Within the material below, find each line bearing the word "котором" and present it.

Data in this exercise:
^^^^^^^^^^^^^^^^

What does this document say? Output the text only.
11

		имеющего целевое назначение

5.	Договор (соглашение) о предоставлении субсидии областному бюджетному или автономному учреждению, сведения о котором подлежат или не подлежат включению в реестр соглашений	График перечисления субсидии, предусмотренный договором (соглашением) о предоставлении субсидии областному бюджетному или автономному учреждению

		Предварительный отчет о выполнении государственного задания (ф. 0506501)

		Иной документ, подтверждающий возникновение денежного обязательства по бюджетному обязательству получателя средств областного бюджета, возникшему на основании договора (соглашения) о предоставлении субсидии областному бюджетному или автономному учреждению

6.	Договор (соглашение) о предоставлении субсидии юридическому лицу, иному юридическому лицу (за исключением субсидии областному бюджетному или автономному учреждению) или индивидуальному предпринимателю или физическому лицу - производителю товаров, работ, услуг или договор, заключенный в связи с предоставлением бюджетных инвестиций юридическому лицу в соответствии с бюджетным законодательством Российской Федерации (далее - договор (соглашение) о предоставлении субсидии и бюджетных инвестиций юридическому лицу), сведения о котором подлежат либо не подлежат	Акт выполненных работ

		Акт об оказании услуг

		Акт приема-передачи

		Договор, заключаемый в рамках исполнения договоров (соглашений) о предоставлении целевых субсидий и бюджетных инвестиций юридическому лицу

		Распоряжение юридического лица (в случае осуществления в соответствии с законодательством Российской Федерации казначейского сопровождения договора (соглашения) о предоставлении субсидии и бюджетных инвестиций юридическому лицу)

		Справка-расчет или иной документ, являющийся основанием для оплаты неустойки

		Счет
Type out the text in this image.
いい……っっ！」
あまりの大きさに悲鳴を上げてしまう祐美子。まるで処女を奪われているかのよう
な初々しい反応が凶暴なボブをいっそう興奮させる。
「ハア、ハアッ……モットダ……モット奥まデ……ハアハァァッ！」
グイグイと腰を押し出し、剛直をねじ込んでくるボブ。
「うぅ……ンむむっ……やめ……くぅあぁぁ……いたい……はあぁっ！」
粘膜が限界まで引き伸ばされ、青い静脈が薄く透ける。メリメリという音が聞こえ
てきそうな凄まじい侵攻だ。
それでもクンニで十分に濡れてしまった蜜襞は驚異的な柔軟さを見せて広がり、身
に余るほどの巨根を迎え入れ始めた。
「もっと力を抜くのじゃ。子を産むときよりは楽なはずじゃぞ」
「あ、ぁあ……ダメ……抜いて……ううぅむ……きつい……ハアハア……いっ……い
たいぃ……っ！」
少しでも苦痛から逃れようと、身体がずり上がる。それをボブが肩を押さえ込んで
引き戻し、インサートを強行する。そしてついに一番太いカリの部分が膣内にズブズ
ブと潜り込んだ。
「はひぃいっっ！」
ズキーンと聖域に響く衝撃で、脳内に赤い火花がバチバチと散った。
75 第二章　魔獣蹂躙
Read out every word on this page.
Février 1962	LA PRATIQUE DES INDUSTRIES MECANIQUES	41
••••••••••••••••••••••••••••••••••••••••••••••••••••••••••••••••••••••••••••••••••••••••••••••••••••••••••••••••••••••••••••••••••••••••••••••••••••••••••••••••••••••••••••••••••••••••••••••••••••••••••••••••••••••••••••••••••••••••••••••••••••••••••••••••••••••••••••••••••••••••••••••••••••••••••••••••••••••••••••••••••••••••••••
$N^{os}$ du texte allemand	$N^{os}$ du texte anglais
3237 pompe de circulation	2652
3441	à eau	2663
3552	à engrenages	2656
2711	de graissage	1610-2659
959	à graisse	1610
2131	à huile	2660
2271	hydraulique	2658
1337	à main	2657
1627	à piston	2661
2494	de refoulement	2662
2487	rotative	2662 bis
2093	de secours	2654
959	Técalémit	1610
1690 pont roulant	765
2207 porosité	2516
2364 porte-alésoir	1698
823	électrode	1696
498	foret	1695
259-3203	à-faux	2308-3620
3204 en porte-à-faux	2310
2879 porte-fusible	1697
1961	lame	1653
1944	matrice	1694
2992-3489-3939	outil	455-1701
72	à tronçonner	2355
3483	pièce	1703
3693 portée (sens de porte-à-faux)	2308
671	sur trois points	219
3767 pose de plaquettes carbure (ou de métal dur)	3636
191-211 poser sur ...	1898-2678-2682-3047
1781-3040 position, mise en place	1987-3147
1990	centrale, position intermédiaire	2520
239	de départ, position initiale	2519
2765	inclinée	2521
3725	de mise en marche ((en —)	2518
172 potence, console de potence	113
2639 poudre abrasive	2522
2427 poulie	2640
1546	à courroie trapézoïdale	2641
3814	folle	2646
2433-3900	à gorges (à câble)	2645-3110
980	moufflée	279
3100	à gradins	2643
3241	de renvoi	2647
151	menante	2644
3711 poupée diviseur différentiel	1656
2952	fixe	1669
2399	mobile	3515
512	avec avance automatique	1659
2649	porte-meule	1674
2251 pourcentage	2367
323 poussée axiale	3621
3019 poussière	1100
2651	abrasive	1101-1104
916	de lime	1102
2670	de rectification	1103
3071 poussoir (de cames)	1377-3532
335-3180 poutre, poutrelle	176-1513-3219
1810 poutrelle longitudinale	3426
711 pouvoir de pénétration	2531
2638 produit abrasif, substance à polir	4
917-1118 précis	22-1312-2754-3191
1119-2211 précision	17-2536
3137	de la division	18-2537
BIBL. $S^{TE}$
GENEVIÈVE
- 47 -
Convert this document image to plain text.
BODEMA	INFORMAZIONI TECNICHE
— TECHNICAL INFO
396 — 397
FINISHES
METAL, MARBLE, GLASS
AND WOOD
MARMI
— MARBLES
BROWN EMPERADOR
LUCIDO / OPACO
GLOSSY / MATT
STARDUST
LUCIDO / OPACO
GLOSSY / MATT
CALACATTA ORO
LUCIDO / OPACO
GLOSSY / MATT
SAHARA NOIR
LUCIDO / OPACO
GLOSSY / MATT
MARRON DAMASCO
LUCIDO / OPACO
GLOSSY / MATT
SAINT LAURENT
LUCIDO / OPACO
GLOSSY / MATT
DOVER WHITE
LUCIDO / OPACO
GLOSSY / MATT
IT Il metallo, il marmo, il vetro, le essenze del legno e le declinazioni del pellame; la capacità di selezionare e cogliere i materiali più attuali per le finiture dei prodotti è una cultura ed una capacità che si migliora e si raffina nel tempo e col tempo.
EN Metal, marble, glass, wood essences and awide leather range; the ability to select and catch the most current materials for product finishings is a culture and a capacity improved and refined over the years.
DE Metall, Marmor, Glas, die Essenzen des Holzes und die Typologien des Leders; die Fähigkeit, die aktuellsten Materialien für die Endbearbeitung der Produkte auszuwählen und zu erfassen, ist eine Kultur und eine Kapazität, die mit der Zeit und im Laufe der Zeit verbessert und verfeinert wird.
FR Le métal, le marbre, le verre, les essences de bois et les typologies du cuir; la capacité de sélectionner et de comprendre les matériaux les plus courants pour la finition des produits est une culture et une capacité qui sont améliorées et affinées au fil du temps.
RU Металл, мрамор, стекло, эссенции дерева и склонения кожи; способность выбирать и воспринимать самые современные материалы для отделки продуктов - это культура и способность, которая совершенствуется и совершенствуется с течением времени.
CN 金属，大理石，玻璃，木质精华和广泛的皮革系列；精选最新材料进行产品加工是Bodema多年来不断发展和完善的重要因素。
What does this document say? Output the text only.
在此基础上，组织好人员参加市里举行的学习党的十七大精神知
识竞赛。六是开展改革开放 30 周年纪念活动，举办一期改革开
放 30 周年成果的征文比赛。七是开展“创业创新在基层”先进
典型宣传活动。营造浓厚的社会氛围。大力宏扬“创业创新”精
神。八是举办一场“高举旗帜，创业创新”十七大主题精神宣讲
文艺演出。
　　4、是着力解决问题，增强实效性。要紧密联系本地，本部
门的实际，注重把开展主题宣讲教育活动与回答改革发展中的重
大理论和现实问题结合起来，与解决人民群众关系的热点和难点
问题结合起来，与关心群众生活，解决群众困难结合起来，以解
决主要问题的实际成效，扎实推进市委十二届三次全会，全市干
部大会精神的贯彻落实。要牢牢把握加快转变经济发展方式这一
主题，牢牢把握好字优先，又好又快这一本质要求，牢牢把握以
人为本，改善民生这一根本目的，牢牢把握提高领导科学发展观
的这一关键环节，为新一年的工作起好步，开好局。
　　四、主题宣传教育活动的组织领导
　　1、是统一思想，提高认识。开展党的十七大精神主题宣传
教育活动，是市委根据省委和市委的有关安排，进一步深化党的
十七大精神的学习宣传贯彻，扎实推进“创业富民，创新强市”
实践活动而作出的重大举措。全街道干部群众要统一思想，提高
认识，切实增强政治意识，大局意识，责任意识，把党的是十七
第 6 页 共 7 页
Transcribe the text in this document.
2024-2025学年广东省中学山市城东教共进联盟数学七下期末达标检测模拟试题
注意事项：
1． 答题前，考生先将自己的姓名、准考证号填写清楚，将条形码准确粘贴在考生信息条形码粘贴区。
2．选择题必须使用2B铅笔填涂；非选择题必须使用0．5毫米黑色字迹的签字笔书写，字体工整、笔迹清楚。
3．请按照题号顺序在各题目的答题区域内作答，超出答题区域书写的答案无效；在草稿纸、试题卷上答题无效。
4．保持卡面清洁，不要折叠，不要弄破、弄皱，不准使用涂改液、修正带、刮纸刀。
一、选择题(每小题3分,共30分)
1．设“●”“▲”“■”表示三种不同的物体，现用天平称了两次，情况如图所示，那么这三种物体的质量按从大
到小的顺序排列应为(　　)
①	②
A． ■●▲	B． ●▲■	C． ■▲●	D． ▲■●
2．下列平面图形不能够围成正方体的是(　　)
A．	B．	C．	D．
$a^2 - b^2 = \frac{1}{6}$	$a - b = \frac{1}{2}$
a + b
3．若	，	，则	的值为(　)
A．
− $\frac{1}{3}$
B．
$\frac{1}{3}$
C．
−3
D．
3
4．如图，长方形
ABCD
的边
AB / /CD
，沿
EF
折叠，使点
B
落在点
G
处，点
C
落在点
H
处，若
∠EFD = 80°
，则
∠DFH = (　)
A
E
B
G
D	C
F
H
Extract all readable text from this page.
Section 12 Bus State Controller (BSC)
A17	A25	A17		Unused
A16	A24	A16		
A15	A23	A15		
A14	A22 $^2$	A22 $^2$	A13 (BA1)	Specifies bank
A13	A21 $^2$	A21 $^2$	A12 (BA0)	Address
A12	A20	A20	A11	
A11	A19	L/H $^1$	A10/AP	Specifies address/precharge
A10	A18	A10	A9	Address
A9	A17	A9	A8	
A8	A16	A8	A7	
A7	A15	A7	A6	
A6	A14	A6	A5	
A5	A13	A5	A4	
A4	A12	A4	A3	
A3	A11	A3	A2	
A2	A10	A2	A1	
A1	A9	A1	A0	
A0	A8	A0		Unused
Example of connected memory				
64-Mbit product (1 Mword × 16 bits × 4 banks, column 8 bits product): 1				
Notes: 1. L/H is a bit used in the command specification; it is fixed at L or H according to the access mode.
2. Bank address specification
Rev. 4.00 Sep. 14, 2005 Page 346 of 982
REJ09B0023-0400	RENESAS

^^^^^^^^^^^^^^^^

Written response:
5.	Договор (соглашение) о предоставлении субсидии областному бюджетному или автономному учреждению, сведения о котором подлежат или не подлежат включению в реестр соглашений	График перечисления субсидии, предусмотренный договором (соглашением) о предоставлении субсидии областному бюджетному или автономному учреждению
6.	Договор (соглашение) о предоставлении субсидии юридическому лицу, иному юридическому лицу (за исключением субсидии областному бюджетному или автономному учреждению) или индивидуальному предпринимателю или физическому лицу - производителю товаров, работ, услуг или договор, заключенный в связи с предоставлением бюджетных инвестиций юридическому лицу в соответствии с бюджетным законодательством Российской Федерации (далее - договор (соглашение) о предоставлении субсидии и бюджетных инвестиций юридическому лицу), сведения о котором подлежат либо не подлежат	Акт выполненных работ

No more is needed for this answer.